Stated exercise:
Search the data for the string "icon" and gather each line it is in.

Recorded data

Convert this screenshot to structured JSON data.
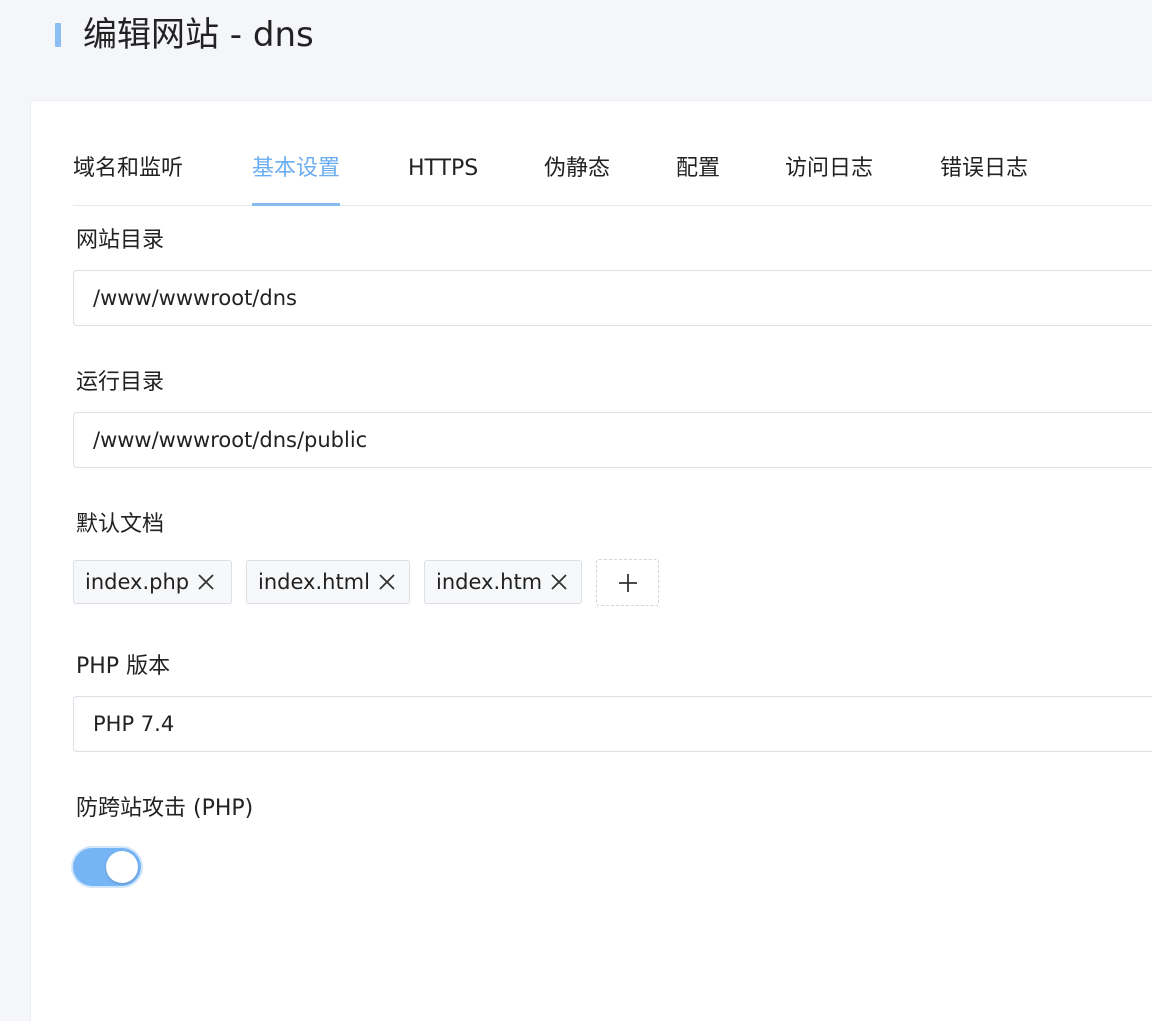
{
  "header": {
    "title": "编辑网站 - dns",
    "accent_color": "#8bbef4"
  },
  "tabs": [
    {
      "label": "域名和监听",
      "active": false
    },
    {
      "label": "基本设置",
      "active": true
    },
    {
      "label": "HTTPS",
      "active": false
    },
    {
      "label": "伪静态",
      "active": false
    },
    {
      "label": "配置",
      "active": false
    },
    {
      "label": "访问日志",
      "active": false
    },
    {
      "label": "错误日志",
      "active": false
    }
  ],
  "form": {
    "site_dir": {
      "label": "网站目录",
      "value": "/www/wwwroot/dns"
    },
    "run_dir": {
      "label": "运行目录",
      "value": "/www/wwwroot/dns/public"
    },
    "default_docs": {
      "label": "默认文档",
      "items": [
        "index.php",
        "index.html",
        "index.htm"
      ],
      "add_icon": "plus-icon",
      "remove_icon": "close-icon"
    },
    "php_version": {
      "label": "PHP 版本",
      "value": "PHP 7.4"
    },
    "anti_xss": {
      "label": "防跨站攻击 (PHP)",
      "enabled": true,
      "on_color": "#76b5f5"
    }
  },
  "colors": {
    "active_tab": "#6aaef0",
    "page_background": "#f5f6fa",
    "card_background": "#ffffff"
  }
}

* * *

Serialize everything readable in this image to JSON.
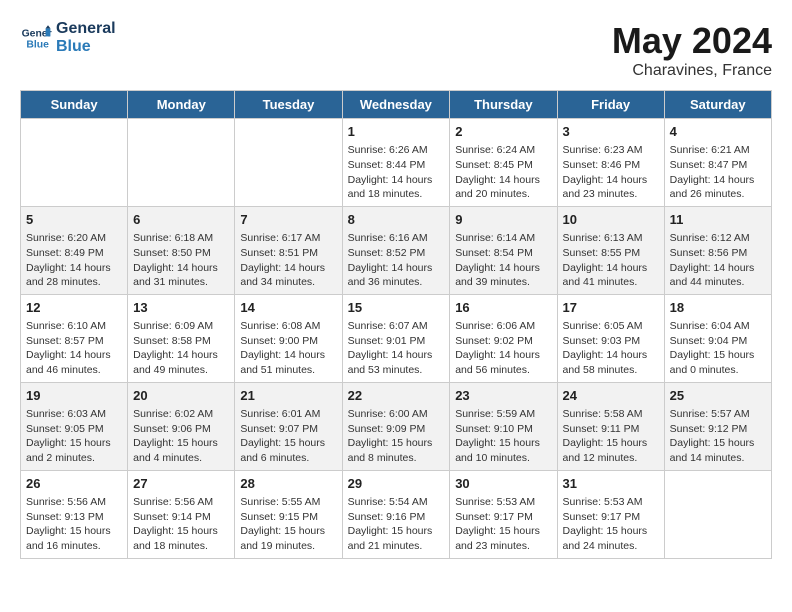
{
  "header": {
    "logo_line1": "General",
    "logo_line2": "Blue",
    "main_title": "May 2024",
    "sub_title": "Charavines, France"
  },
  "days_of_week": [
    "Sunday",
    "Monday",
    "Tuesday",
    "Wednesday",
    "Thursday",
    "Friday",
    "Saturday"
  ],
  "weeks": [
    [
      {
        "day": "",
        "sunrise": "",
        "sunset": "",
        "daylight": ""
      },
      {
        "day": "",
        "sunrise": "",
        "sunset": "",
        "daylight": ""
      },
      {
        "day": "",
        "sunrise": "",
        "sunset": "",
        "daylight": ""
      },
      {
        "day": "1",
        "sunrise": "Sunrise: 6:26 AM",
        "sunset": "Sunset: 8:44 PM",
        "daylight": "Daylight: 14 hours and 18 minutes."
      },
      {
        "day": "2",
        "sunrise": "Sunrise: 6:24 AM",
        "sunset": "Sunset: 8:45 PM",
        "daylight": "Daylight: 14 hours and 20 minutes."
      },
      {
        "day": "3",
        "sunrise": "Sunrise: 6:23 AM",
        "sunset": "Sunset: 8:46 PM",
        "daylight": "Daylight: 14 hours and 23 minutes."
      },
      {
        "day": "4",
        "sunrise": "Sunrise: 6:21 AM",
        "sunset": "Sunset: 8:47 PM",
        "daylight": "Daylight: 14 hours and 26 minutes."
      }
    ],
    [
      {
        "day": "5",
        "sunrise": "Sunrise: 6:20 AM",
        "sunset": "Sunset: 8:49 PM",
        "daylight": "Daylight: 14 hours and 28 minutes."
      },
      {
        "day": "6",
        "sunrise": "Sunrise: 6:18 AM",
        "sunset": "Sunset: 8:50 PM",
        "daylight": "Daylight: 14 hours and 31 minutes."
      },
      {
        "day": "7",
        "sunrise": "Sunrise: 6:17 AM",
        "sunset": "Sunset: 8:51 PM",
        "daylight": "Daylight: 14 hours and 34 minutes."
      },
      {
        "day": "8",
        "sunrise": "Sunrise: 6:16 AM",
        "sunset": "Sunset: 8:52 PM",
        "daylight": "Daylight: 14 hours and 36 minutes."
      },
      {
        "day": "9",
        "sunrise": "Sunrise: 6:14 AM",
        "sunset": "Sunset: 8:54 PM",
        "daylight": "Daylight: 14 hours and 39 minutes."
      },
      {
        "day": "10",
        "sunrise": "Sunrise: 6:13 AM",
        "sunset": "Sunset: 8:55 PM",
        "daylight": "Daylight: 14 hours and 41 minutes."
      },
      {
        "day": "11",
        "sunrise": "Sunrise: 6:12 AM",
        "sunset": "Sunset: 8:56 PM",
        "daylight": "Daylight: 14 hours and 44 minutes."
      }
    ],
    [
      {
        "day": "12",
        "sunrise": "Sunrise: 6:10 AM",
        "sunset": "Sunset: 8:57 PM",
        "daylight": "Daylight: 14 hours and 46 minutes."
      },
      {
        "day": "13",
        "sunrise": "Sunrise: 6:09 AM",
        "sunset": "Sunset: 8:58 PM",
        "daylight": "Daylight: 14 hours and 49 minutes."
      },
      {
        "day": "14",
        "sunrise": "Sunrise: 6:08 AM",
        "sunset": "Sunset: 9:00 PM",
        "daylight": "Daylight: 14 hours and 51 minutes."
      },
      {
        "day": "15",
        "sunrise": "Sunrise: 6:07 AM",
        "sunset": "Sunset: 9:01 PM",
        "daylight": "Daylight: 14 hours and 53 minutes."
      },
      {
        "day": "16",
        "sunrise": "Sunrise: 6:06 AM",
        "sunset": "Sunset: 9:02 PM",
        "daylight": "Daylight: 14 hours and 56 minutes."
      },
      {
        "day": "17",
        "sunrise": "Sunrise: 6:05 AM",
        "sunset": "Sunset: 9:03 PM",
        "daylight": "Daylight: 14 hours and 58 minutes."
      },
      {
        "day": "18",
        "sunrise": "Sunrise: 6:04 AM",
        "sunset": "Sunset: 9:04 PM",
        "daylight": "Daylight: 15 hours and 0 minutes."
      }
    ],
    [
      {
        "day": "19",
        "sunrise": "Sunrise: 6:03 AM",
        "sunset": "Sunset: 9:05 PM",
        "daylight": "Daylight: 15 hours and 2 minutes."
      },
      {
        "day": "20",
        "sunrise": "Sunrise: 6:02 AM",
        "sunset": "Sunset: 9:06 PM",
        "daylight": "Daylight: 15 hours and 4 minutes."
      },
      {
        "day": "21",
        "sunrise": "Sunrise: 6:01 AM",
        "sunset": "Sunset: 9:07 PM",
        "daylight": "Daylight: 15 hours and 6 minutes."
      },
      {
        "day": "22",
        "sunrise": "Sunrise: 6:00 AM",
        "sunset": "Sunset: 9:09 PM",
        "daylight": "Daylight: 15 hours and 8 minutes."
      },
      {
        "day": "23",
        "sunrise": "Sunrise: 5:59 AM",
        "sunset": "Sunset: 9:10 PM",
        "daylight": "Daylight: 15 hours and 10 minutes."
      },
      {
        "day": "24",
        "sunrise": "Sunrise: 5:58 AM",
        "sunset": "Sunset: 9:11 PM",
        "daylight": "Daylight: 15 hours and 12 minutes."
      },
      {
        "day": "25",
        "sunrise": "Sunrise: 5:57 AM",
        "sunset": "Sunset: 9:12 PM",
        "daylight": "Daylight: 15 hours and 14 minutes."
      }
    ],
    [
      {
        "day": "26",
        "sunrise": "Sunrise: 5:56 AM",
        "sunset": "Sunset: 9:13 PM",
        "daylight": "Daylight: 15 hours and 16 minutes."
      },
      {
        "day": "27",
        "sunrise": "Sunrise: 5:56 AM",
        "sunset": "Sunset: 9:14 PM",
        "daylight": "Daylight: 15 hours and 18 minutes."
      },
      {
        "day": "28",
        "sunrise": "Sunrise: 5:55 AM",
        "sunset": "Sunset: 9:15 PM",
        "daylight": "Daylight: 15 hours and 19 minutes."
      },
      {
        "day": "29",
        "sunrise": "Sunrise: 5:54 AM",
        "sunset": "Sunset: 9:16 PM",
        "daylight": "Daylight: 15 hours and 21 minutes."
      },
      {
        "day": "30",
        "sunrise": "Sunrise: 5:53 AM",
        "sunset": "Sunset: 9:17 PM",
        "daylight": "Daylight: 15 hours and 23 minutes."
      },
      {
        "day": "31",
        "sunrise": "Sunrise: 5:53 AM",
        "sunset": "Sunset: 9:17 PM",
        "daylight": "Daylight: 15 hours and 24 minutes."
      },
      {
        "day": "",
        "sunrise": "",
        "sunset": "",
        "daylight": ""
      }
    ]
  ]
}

Complete answer:
      "add_icon": "plus-icon",
      "remove_icon": "close-icon"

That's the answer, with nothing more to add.